* START Page text *

Occasionally, Hagen's correspondants [sic] also provided political information
aside from the Jewish question. Hagen welcomed it gladly but as less important
complementary information and transmitted it to the appropriate sections of the
SD. All of the activity of intelligence-gathering seems not to have amounted to
much. The II-112 learned a great deal about the structures of Judaism all over
the world, but the documentation gives the impression that it sought its
knowledge primarily in non-secret sources.
The essential preoccupation
of the II-112 was the intensification of Jewish emigration. On June 20, 1938,
(51) Hagen informed Eichmann of the
success of his talks with the Ministry of the Economy on the use of funds
coming from contributions granted to the Reich by Jewish organizations abroad
to aid emigration.

* END Page text *
* START Data *

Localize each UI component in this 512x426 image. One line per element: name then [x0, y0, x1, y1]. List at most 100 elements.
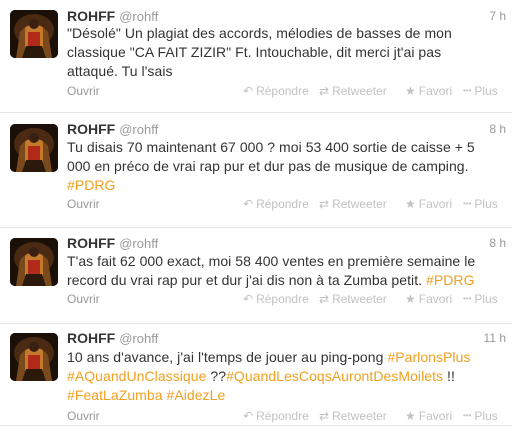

* END Data *

Please answer from the II-112 passage: what was the essential preoccupation of the II-112?

The intensification of Jewish emigration.